### [Do this]
With the pictures omitted, write out the entries that follow exactly as they stand.

### [Exercise inputs]
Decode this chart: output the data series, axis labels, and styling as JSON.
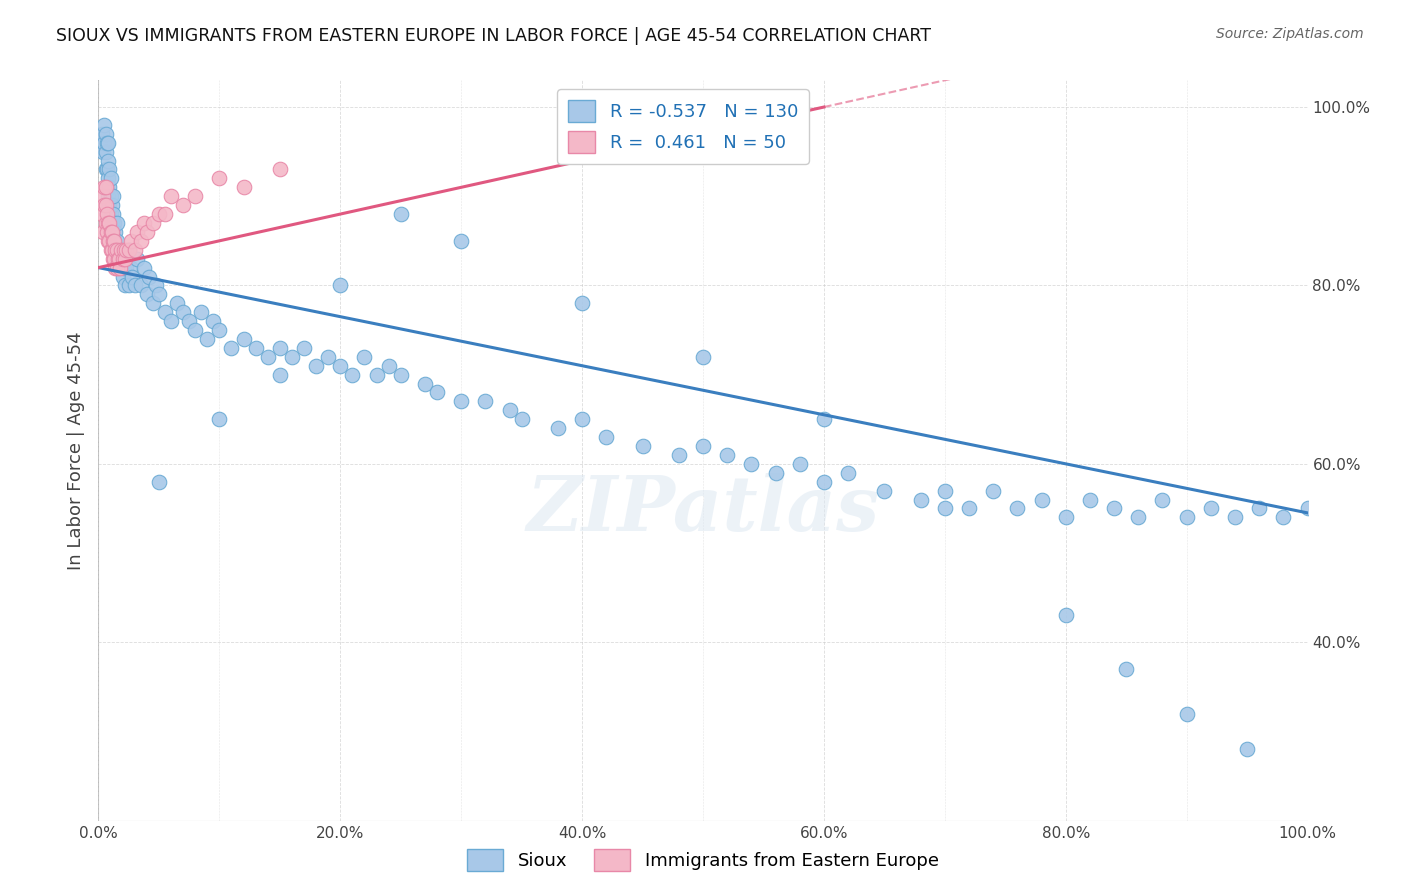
{
  "title": "SIOUX VS IMMIGRANTS FROM EASTERN EUROPE IN LABOR FORCE | AGE 45-54 CORRELATION CHART",
  "source": "Source: ZipAtlas.com",
  "ylabel": "In Labor Force | Age 45-54",
  "watermark": "ZIPatlas",
  "blue_R": -0.537,
  "blue_N": 130,
  "pink_R": 0.461,
  "pink_N": 50,
  "blue_color": "#a8c8e8",
  "blue_edge_color": "#6aaad4",
  "blue_line_color": "#3a7ebf",
  "pink_color": "#f4b8c8",
  "pink_edge_color": "#e888a8",
  "pink_line_color": "#e05880",
  "background": "#ffffff",
  "grid_color": "#cccccc",
  "legend_label_blue": "Sioux",
  "legend_label_pink": "Immigrants from Eastern Europe",
  "blue_scatter_x": [
    0.003,
    0.004,
    0.005,
    0.005,
    0.006,
    0.006,
    0.006,
    0.007,
    0.007,
    0.007,
    0.008,
    0.008,
    0.008,
    0.008,
    0.009,
    0.009,
    0.009,
    0.01,
    0.01,
    0.01,
    0.011,
    0.011,
    0.012,
    0.012,
    0.012,
    0.013,
    0.013,
    0.014,
    0.014,
    0.015,
    0.015,
    0.015,
    0.016,
    0.016,
    0.017,
    0.018,
    0.018,
    0.019,
    0.02,
    0.021,
    0.022,
    0.023,
    0.025,
    0.025,
    0.027,
    0.028,
    0.03,
    0.032,
    0.035,
    0.038,
    0.04,
    0.042,
    0.045,
    0.048,
    0.05,
    0.055,
    0.06,
    0.065,
    0.07,
    0.075,
    0.08,
    0.085,
    0.09,
    0.095,
    0.1,
    0.11,
    0.12,
    0.13,
    0.14,
    0.15,
    0.16,
    0.17,
    0.18,
    0.19,
    0.2,
    0.21,
    0.22,
    0.23,
    0.24,
    0.25,
    0.27,
    0.28,
    0.3,
    0.32,
    0.34,
    0.35,
    0.38,
    0.4,
    0.42,
    0.45,
    0.48,
    0.5,
    0.52,
    0.54,
    0.56,
    0.58,
    0.6,
    0.62,
    0.65,
    0.68,
    0.7,
    0.72,
    0.74,
    0.76,
    0.78,
    0.8,
    0.82,
    0.84,
    0.86,
    0.88,
    0.9,
    0.92,
    0.94,
    0.96,
    0.98,
    1.0,
    0.05,
    0.1,
    0.15,
    0.2,
    0.25,
    0.3,
    0.4,
    0.5,
    0.6,
    0.7,
    0.8,
    0.85,
    0.9,
    0.95
  ],
  "blue_scatter_y": [
    0.97,
    0.95,
    0.96,
    0.98,
    0.93,
    0.95,
    0.97,
    0.91,
    0.93,
    0.96,
    0.9,
    0.92,
    0.94,
    0.96,
    0.89,
    0.91,
    0.93,
    0.88,
    0.9,
    0.92,
    0.87,
    0.89,
    0.86,
    0.88,
    0.9,
    0.85,
    0.87,
    0.84,
    0.86,
    0.83,
    0.85,
    0.87,
    0.82,
    0.84,
    0.83,
    0.82,
    0.84,
    0.83,
    0.81,
    0.82,
    0.8,
    0.82,
    0.8,
    0.84,
    0.82,
    0.81,
    0.8,
    0.83,
    0.8,
    0.82,
    0.79,
    0.81,
    0.78,
    0.8,
    0.79,
    0.77,
    0.76,
    0.78,
    0.77,
    0.76,
    0.75,
    0.77,
    0.74,
    0.76,
    0.75,
    0.73,
    0.74,
    0.73,
    0.72,
    0.73,
    0.72,
    0.73,
    0.71,
    0.72,
    0.71,
    0.7,
    0.72,
    0.7,
    0.71,
    0.7,
    0.69,
    0.68,
    0.67,
    0.67,
    0.66,
    0.65,
    0.64,
    0.65,
    0.63,
    0.62,
    0.61,
    0.62,
    0.61,
    0.6,
    0.59,
    0.6,
    0.58,
    0.59,
    0.57,
    0.56,
    0.57,
    0.55,
    0.57,
    0.55,
    0.56,
    0.54,
    0.56,
    0.55,
    0.54,
    0.56,
    0.54,
    0.55,
    0.54,
    0.55,
    0.54,
    0.55,
    0.58,
    0.65,
    0.7,
    0.8,
    0.88,
    0.85,
    0.78,
    0.72,
    0.65,
    0.55,
    0.43,
    0.37,
    0.32,
    0.28
  ],
  "pink_scatter_x": [
    0.003,
    0.004,
    0.004,
    0.005,
    0.005,
    0.006,
    0.006,
    0.006,
    0.007,
    0.007,
    0.008,
    0.008,
    0.009,
    0.009,
    0.01,
    0.01,
    0.011,
    0.011,
    0.012,
    0.012,
    0.013,
    0.013,
    0.014,
    0.014,
    0.015,
    0.015,
    0.016,
    0.017,
    0.018,
    0.019,
    0.02,
    0.021,
    0.022,
    0.023,
    0.025,
    0.027,
    0.03,
    0.032,
    0.035,
    0.038,
    0.04,
    0.045,
    0.05,
    0.055,
    0.06,
    0.07,
    0.08,
    0.1,
    0.12,
    0.15
  ],
  "pink_scatter_y": [
    0.88,
    0.9,
    0.86,
    0.89,
    0.91,
    0.87,
    0.89,
    0.91,
    0.86,
    0.88,
    0.85,
    0.87,
    0.85,
    0.87,
    0.84,
    0.86,
    0.84,
    0.86,
    0.83,
    0.85,
    0.83,
    0.85,
    0.82,
    0.84,
    0.82,
    0.84,
    0.83,
    0.83,
    0.82,
    0.84,
    0.83,
    0.84,
    0.83,
    0.84,
    0.84,
    0.85,
    0.84,
    0.86,
    0.85,
    0.87,
    0.86,
    0.87,
    0.88,
    0.88,
    0.9,
    0.89,
    0.9,
    0.92,
    0.91,
    0.93
  ],
  "xlim": [
    0.0,
    1.0
  ],
  "ylim": [
    0.2,
    1.03
  ],
  "xtick_labels": [
    "0.0%",
    "",
    "20.0%",
    "",
    "40.0%",
    "",
    "60.0%",
    "",
    "80.0%",
    "",
    "100.0%"
  ],
  "xtick_values": [
    0.0,
    0.1,
    0.2,
    0.3,
    0.4,
    0.5,
    0.6,
    0.7,
    0.8,
    0.9,
    1.0
  ],
  "ytick_labels": [
    "40.0%",
    "60.0%",
    "80.0%",
    "100.0%"
  ],
  "ytick_values": [
    0.4,
    0.6,
    0.8,
    1.0
  ],
  "blue_line_x0": 0.0,
  "blue_line_x1": 1.0,
  "blue_line_y0": 0.82,
  "blue_line_y1": 0.545,
  "pink_line_x0": 0.0,
  "pink_line_x1": 0.6,
  "pink_line_y0": 0.82,
  "pink_line_y1": 1.0
}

### [Solved exercise]
Decode this chart: output the data series, axis labels, and styling as JSON.
{
  "title": "SIOUX VS IMMIGRANTS FROM EASTERN EUROPE IN LABOR FORCE | AGE 45-54 CORRELATION CHART",
  "source": "Source: ZipAtlas.com",
  "ylabel": "In Labor Force | Age 45-54",
  "watermark": "ZIPatlas",
  "blue_R": -0.537,
  "blue_N": 130,
  "pink_R": 0.461,
  "pink_N": 50,
  "blue_color": "#a8c8e8",
  "blue_edge_color": "#6aaad4",
  "blue_line_color": "#3a7ebf",
  "pink_color": "#f4b8c8",
  "pink_edge_color": "#e888a8",
  "pink_line_color": "#e05880",
  "background": "#ffffff",
  "grid_color": "#cccccc",
  "legend_label_blue": "Sioux",
  "legend_label_pink": "Immigrants from Eastern Europe",
  "blue_scatter_x": [
    0.003,
    0.004,
    0.005,
    0.005,
    0.006,
    0.006,
    0.006,
    0.007,
    0.007,
    0.007,
    0.008,
    0.008,
    0.008,
    0.008,
    0.009,
    0.009,
    0.009,
    0.01,
    0.01,
    0.01,
    0.011,
    0.011,
    0.012,
    0.012,
    0.012,
    0.013,
    0.013,
    0.014,
    0.014,
    0.015,
    0.015,
    0.015,
    0.016,
    0.016,
    0.017,
    0.018,
    0.018,
    0.019,
    0.02,
    0.021,
    0.022,
    0.023,
    0.025,
    0.025,
    0.027,
    0.028,
    0.03,
    0.032,
    0.035,
    0.038,
    0.04,
    0.042,
    0.045,
    0.048,
    0.05,
    0.055,
    0.06,
    0.065,
    0.07,
    0.075,
    0.08,
    0.085,
    0.09,
    0.095,
    0.1,
    0.11,
    0.12,
    0.13,
    0.14,
    0.15,
    0.16,
    0.17,
    0.18,
    0.19,
    0.2,
    0.21,
    0.22,
    0.23,
    0.24,
    0.25,
    0.27,
    0.28,
    0.3,
    0.32,
    0.34,
    0.35,
    0.38,
    0.4,
    0.42,
    0.45,
    0.48,
    0.5,
    0.52,
    0.54,
    0.56,
    0.58,
    0.6,
    0.62,
    0.65,
    0.68,
    0.7,
    0.72,
    0.74,
    0.76,
    0.78,
    0.8,
    0.82,
    0.84,
    0.86,
    0.88,
    0.9,
    0.92,
    0.94,
    0.96,
    0.98,
    1.0,
    0.05,
    0.1,
    0.15,
    0.2,
    0.25,
    0.3,
    0.4,
    0.5,
    0.6,
    0.7,
    0.8,
    0.85,
    0.9,
    0.95
  ],
  "blue_scatter_y": [
    0.97,
    0.95,
    0.96,
    0.98,
    0.93,
    0.95,
    0.97,
    0.91,
    0.93,
    0.96,
    0.9,
    0.92,
    0.94,
    0.96,
    0.89,
    0.91,
    0.93,
    0.88,
    0.9,
    0.92,
    0.87,
    0.89,
    0.86,
    0.88,
    0.9,
    0.85,
    0.87,
    0.84,
    0.86,
    0.83,
    0.85,
    0.87,
    0.82,
    0.84,
    0.83,
    0.82,
    0.84,
    0.83,
    0.81,
    0.82,
    0.8,
    0.82,
    0.8,
    0.84,
    0.82,
    0.81,
    0.8,
    0.83,
    0.8,
    0.82,
    0.79,
    0.81,
    0.78,
    0.8,
    0.79,
    0.77,
    0.76,
    0.78,
    0.77,
    0.76,
    0.75,
    0.77,
    0.74,
    0.76,
    0.75,
    0.73,
    0.74,
    0.73,
    0.72,
    0.73,
    0.72,
    0.73,
    0.71,
    0.72,
    0.71,
    0.7,
    0.72,
    0.7,
    0.71,
    0.7,
    0.69,
    0.68,
    0.67,
    0.67,
    0.66,
    0.65,
    0.64,
    0.65,
    0.63,
    0.62,
    0.61,
    0.62,
    0.61,
    0.6,
    0.59,
    0.6,
    0.58,
    0.59,
    0.57,
    0.56,
    0.57,
    0.55,
    0.57,
    0.55,
    0.56,
    0.54,
    0.56,
    0.55,
    0.54,
    0.56,
    0.54,
    0.55,
    0.54,
    0.55,
    0.54,
    0.55,
    0.58,
    0.65,
    0.7,
    0.8,
    0.88,
    0.85,
    0.78,
    0.72,
    0.65,
    0.55,
    0.43,
    0.37,
    0.32,
    0.28
  ],
  "pink_scatter_x": [
    0.003,
    0.004,
    0.004,
    0.005,
    0.005,
    0.006,
    0.006,
    0.006,
    0.007,
    0.007,
    0.008,
    0.008,
    0.009,
    0.009,
    0.01,
    0.01,
    0.011,
    0.011,
    0.012,
    0.012,
    0.013,
    0.013,
    0.014,
    0.014,
    0.015,
    0.015,
    0.016,
    0.017,
    0.018,
    0.019,
    0.02,
    0.021,
    0.022,
    0.023,
    0.025,
    0.027,
    0.03,
    0.032,
    0.035,
    0.038,
    0.04,
    0.045,
    0.05,
    0.055,
    0.06,
    0.07,
    0.08,
    0.1,
    0.12,
    0.15
  ],
  "pink_scatter_y": [
    0.88,
    0.9,
    0.86,
    0.89,
    0.91,
    0.87,
    0.89,
    0.91,
    0.86,
    0.88,
    0.85,
    0.87,
    0.85,
    0.87,
    0.84,
    0.86,
    0.84,
    0.86,
    0.83,
    0.85,
    0.83,
    0.85,
    0.82,
    0.84,
    0.82,
    0.84,
    0.83,
    0.83,
    0.82,
    0.84,
    0.83,
    0.84,
    0.83,
    0.84,
    0.84,
    0.85,
    0.84,
    0.86,
    0.85,
    0.87,
    0.86,
    0.87,
    0.88,
    0.88,
    0.9,
    0.89,
    0.9,
    0.92,
    0.91,
    0.93
  ],
  "xlim": [
    0.0,
    1.0
  ],
  "ylim": [
    0.2,
    1.03
  ],
  "xtick_labels": [
    "0.0%",
    "",
    "20.0%",
    "",
    "40.0%",
    "",
    "60.0%",
    "",
    "80.0%",
    "",
    "100.0%"
  ],
  "xtick_values": [
    0.0,
    0.1,
    0.2,
    0.3,
    0.4,
    0.5,
    0.6,
    0.7,
    0.8,
    0.9,
    1.0
  ],
  "ytick_labels": [
    "40.0%",
    "60.0%",
    "80.0%",
    "100.0%"
  ],
  "ytick_values": [
    0.4,
    0.6,
    0.8,
    1.0
  ],
  "blue_line_x0": 0.0,
  "blue_line_x1": 1.0,
  "blue_line_y0": 0.82,
  "blue_line_y1": 0.545,
  "pink_line_x0": 0.0,
  "pink_line_x1": 0.6,
  "pink_line_y0": 0.82,
  "pink_line_y1": 1.0
}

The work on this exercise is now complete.